# [WHAT NEEDS TO BE DONE]
Find the lines holding the string "screenshot" in the data, then copy all of them.

# [DATA LISTING]
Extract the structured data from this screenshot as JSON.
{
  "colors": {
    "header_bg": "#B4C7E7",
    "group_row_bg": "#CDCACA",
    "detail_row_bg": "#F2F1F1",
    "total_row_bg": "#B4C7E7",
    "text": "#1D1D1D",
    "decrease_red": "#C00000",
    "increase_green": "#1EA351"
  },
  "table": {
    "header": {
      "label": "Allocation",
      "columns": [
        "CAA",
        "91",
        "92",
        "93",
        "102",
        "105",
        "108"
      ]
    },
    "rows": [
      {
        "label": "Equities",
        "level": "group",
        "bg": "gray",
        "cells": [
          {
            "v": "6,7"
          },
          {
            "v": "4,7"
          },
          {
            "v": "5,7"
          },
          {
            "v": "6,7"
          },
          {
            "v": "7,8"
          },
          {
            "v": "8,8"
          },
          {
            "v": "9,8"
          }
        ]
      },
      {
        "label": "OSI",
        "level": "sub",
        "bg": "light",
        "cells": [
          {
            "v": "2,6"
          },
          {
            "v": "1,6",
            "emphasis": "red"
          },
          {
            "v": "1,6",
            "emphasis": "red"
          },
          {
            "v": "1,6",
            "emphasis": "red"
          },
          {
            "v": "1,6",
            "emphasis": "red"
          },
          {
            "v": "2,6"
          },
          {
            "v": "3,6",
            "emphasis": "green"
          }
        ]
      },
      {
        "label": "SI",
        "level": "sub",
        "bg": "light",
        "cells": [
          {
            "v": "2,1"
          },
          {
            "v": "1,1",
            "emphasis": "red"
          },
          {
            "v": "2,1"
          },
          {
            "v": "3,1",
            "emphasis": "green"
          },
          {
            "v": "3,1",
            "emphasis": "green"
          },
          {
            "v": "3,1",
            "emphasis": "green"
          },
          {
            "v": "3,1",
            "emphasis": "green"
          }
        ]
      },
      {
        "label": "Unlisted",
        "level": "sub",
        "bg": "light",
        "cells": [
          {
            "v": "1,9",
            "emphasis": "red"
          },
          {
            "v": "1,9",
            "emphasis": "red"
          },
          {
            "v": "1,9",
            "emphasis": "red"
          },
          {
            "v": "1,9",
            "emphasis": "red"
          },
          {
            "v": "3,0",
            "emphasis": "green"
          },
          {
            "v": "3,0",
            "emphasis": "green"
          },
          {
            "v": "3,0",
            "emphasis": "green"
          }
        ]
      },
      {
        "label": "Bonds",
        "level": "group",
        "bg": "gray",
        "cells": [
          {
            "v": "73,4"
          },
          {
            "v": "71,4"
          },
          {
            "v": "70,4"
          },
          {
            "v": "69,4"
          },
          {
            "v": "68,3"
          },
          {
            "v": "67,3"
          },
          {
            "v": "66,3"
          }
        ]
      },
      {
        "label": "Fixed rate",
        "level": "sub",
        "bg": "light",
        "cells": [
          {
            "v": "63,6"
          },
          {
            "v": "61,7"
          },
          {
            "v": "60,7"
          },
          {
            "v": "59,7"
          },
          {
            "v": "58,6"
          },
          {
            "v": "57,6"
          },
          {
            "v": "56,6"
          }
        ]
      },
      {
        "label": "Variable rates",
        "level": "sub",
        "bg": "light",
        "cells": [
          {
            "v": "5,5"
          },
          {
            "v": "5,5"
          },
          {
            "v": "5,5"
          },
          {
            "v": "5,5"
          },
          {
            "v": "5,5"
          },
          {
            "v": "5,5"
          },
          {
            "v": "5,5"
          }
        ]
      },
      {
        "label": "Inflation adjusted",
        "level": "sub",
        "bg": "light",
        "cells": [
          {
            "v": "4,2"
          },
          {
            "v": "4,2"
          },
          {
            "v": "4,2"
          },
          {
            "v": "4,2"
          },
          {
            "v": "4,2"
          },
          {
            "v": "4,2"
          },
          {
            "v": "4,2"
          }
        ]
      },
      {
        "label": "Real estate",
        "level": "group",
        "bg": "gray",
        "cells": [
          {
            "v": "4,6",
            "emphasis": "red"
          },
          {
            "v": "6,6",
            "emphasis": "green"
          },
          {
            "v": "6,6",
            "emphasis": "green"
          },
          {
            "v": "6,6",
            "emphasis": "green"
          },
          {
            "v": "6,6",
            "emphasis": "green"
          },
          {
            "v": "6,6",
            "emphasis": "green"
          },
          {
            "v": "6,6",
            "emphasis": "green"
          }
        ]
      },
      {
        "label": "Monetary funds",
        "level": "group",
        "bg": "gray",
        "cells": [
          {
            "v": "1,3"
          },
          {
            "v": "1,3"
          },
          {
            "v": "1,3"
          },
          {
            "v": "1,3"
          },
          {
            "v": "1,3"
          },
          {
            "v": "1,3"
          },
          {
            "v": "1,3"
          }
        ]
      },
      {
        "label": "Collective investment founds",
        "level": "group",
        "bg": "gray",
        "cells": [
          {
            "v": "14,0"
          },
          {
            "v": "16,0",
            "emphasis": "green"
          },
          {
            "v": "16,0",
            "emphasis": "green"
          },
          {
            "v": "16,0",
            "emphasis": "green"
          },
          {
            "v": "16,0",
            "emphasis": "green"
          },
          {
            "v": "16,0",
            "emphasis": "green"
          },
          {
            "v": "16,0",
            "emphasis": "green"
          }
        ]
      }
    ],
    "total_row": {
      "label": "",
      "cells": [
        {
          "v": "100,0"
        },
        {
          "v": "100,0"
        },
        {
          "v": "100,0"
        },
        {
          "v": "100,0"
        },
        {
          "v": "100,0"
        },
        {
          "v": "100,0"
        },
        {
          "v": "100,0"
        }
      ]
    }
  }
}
==
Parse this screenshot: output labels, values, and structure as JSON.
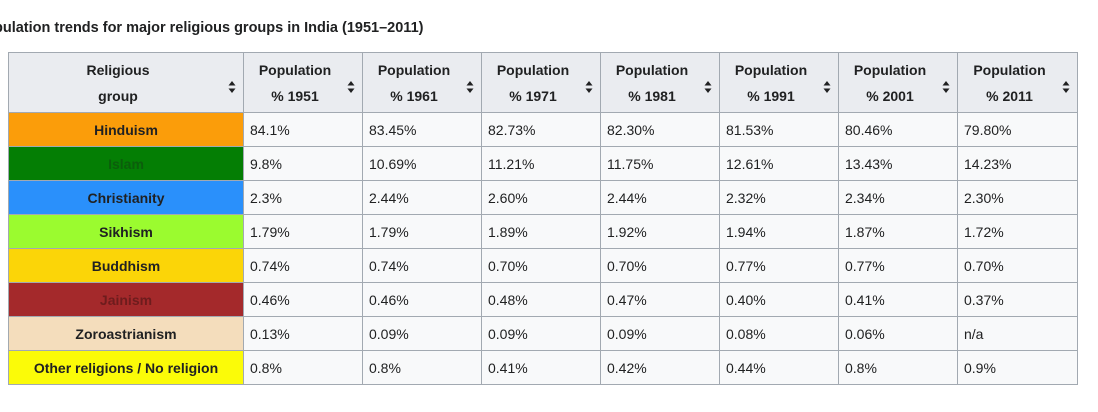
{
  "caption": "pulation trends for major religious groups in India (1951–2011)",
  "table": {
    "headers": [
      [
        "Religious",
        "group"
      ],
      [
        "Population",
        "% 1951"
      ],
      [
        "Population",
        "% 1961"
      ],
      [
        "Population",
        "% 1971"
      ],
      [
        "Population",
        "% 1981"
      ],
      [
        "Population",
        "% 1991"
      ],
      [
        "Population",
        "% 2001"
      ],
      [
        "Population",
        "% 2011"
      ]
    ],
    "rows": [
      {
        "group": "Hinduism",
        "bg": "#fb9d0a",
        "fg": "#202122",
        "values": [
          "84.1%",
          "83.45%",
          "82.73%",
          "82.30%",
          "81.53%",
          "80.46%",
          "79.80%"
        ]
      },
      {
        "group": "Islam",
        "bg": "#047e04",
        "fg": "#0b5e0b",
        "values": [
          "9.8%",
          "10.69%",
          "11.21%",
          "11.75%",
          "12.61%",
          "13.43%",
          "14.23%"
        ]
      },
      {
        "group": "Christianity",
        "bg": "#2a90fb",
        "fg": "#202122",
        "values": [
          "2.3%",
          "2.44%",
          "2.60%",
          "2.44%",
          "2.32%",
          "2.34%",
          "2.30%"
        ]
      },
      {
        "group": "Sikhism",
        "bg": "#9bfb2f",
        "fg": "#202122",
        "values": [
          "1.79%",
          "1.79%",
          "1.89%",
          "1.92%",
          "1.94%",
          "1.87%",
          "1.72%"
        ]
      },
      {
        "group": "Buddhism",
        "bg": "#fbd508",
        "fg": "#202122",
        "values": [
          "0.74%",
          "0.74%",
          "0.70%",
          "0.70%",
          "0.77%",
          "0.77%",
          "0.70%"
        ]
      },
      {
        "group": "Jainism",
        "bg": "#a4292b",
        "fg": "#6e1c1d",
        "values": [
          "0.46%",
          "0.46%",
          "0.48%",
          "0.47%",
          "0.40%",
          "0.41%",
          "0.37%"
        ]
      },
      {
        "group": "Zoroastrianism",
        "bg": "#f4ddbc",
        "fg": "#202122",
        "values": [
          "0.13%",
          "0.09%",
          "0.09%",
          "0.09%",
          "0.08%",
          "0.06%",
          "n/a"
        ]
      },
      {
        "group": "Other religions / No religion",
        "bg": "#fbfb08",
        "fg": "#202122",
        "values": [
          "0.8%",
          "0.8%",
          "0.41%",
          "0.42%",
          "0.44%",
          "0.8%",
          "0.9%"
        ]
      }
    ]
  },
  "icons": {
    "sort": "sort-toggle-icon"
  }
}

# [PROBLEM SOLUTION]
Extract the structured data from this screenshot as JSON.
Parse this screenshot: output labels, values, and structure as JSON.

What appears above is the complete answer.